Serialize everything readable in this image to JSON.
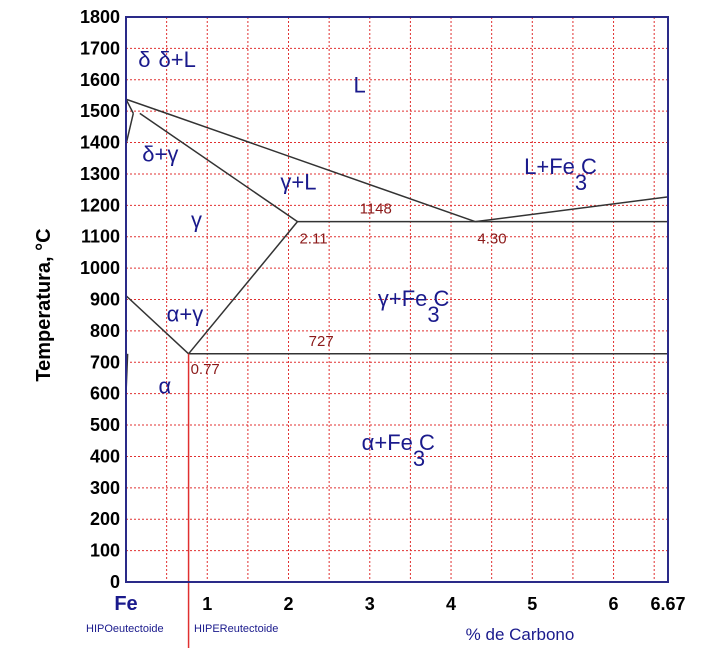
{
  "chart_data": {
    "type": "line",
    "title": "",
    "ylabel": "Temperatura, °C",
    "xlabel": "% de Carbono",
    "ylim": [
      0,
      1800
    ],
    "xlim": [
      0,
      6.67
    ],
    "yticks": [
      "0",
      "100",
      "200",
      "300",
      "400",
      "500",
      "600",
      "700",
      "800",
      "900",
      "1000",
      "1100",
      "1200",
      "1300",
      "1400",
      "1500",
      "1600",
      "1700",
      "1800"
    ],
    "xticks": [
      {
        "value": 0,
        "label": "Fe"
      },
      {
        "value": 1,
        "label": "1"
      },
      {
        "value": 2,
        "label": "2"
      },
      {
        "value": 3,
        "label": "3"
      },
      {
        "value": 4,
        "label": "4"
      },
      {
        "value": 5,
        "label": "5"
      },
      {
        "value": 6,
        "label": "6"
      },
      {
        "value": 6.67,
        "label": "6.67"
      }
    ],
    "grid": true,
    "lines": [
      {
        "name": "liquidus-left",
        "points": [
          [
            0,
            1538
          ],
          [
            0.5,
            1493
          ],
          [
            4.3,
            1148
          ]
        ]
      },
      {
        "name": "liquidus-right",
        "points": [
          [
            4.3,
            1148
          ],
          [
            6.67,
            1227
          ]
        ]
      },
      {
        "name": "solidus",
        "points": [
          [
            0.17,
            1493
          ],
          [
            2.11,
            1148
          ]
        ]
      },
      {
        "name": "eutectic",
        "points": [
          [
            2.11,
            1148
          ],
          [
            6.67,
            1148
          ]
        ]
      },
      {
        "name": "acm",
        "points": [
          [
            0.77,
            727
          ],
          [
            2.11,
            1148
          ]
        ]
      },
      {
        "name": "a3",
        "points": [
          [
            0,
            912
          ],
          [
            0.77,
            727
          ]
        ]
      },
      {
        "name": "eutectoid",
        "points": [
          [
            0.77,
            727
          ],
          [
            6.67,
            727
          ]
        ]
      },
      {
        "name": "delta-bound-1",
        "points": [
          [
            0,
            1394
          ],
          [
            0.09,
            1493
          ]
        ]
      },
      {
        "name": "delta-bound-2",
        "points": [
          [
            0,
            1538
          ],
          [
            0.09,
            1493
          ]
        ]
      },
      {
        "name": "alpha-bound",
        "points": [
          [
            0.02,
            727
          ],
          [
            0,
            600
          ]
        ]
      }
    ],
    "points": [
      {
        "x": 0.77,
        "y": 727,
        "label": "0.77"
      },
      {
        "x": 2.11,
        "y": 1148,
        "label": "2.11"
      },
      {
        "x": 4.3,
        "y": 1148,
        "label": "4.30"
      },
      {
        "label": "727",
        "x": 2.1,
        "y": 727
      },
      {
        "label": "1148",
        "x": 2.85,
        "y": 1148
      }
    ],
    "regions": [
      {
        "label": "L",
        "x": 2.8,
        "y": 1560
      },
      {
        "label": "δ",
        "x": 0.15,
        "y": 1640
      },
      {
        "label": "δ+L",
        "x": 0.4,
        "y": 1640
      },
      {
        "label": "δ+γ",
        "x": 0.2,
        "y": 1340
      },
      {
        "label": "γ",
        "x": 0.8,
        "y": 1130
      },
      {
        "label": "γ+L",
        "x": 1.9,
        "y": 1250
      },
      {
        "label": "L+Fe C",
        "subscript": "3",
        "x": 4.9,
        "y": 1300
      },
      {
        "label": "α+γ",
        "x": 0.5,
        "y": 830
      },
      {
        "label": "γ+Fe C",
        "subscript": "3",
        "x": 3.1,
        "y": 880
      },
      {
        "label": "α",
        "x": 0.4,
        "y": 600
      },
      {
        "label": "α+Fe C",
        "subscript": "3",
        "x": 2.9,
        "y": 420
      }
    ]
  },
  "annotations": {
    "hypo": "HIPOeutectoide",
    "hyper": "HIPEReutectoide"
  },
  "colors": {
    "grid": "#e03030",
    "axis": "#2a2a88",
    "curve": "#333333",
    "region_text": "#1a1a8c",
    "point_text": "#8b1a1a",
    "marker": "#e03030"
  }
}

- - - - -

**PROBLEM STATEMENT**
Return all lines containing the word "liquidus".

**SOLVED PROBLEM**
        "name": "liquidus-left",
        "name": "liquidus-right",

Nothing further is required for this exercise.